### Testo:
________
IL RAPPORTO CON I GIORNALISTI
E poi c’è questo strano rapporto coi giornalisti, anzi i cronisti parlamentari, che vivo in maniera ambivalente essendo anch’io giornalista, sia pur disprezzato da quelli “seri” perché faccio la tivù nazional-popolare, sono quello della “scura Maria”, ricordate? E comunque, il giornalista della grande testata lo riconosci subito, arrivi in Transatlantico e lo vedi pienissimo di seissimo che passeggia a braccetto con il segretario di partito, anzi ormai sembra anche lui un segretario di partito, tutto impettito nel suo vestito elegante. In realtà, l’impressione è che qui a Montecitorio ci venga anche per fare passerella, tanto lui lavora più che altro al telefono, nella sua agenda tiene tutti i numeri che più riservati non si può, di certo ha più confidenza lui con i politici d’alto rango che il 90 per cento dei parlamentari. E infatti molto spesso noi soldati semplici dell’Aula lo veniamo a sapere dai giornali, che il partito intende presentare questo o quel progetto di legge, e soltanto in seguito il ministro viene in Commissione a spiegarcelo. Con noi ad annuire come somarelli.
________
### Compito A:
Rispondi a queste domande sul testo dedicato al rapporto con i giornalisti:
(i) In quale luogo si vede il giornalista della grande testata passeggiare a braccetto con il segretario di partito?
(ii) A quale espressione tra virgolette viene associata la persona che scrive?
(iii) Rispetto a quale quota dei parlamentari quel giornalista ha più confidenza con i politici d'alto rango?
### Compito B:
Continua il testo sul rapporto con i cronisti parlamentari partendo dall'ultima frase.

### Materiale raccolto:
________
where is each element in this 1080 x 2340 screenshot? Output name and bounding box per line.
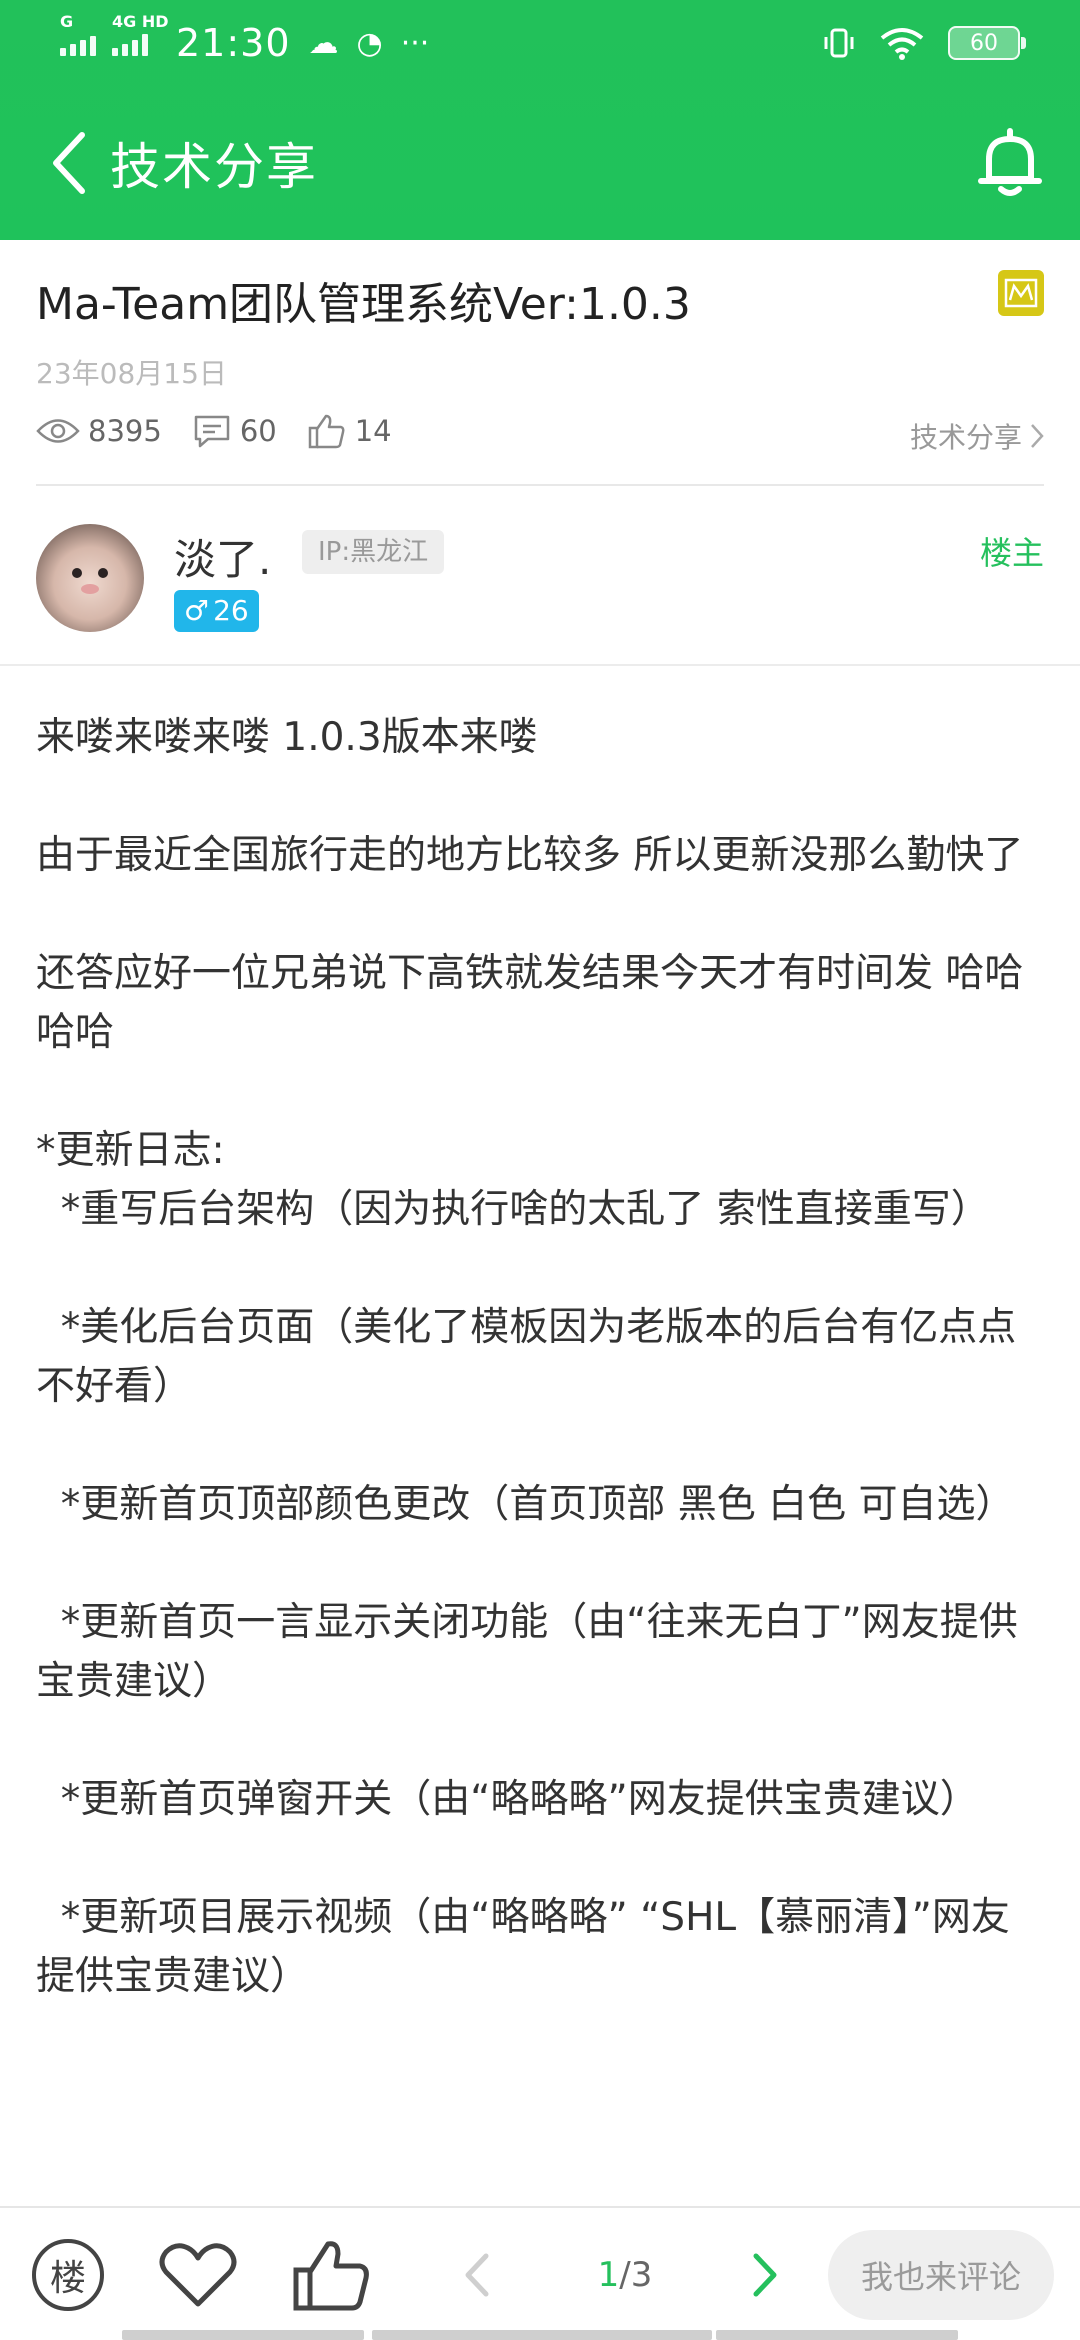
________
### Risposta A:
(i) In Transatlantico.
(ii) Alla "scura Maria".
(iii) Al 90 per cento dei parlamentari.

### Risposta B:
Certo, come direbbe lo psichiatra, quello tra politica e stampa è un rapporto border-line. Noi deputati di seconda fila spacciamo le informazioni di cui siamo a conoscenza, soprattutto i ricercatissimi retroscena, che quasi sempre sono pettegolezzi di quarta mano, e spesso si riducono a impressioni su ciò che sta per accadere, e a volte ce le inventiamo di sana pianta, magari per mettere in difficoltà il rivale politico che nemmeno tanto raramente è dello stesso partito. In cambio, chiediamo un po’ di spazio sul giornale per le nostre iniziative, le proposte che sappiamo non avranno mai seguitola dichiarazione che serve per far vedere al “mondo esterno” che esistiamo.

INTERROGAZIONI A COMANDO
Ecco, è questo: dichiaro, dunque esisto. Questa è una regola fondamentale. Far circolare sulle agenzie di stampa il nostro pensiero su qualunque argomento, anche quello più lontano dalle nostre effettive competenze, serve a qualcuno per nutrire la propria vanità, ad altri per mettersi in evidenza agli occhi del capo, presente o futuro, e agli stessi capi per dimostrare il loro quotidiano impegno al servizio del Paese. In questo senso, Pecoraro Scanio è ormai leggendario: ricordo un articolo in cui si calcolava che in un solo mese era riuscito a far comparire il suo nome in 133 titoli dell’agenzia Ansa. Un record. Ma non si dica che è l’unico: tutti, compreso me, parlano di tutto e anche del suo contrario. E pure ci parliamo addosso: un deputato rilascia una dichiarazione alle agenzie? Subito si aggiunge quella dell’altro onorevole, poi del capogruppo, quindi esterna il sottosegretario, infine il ministro. Cinque voci sullo stesso argomento per un solo partito, qualcosa passerà.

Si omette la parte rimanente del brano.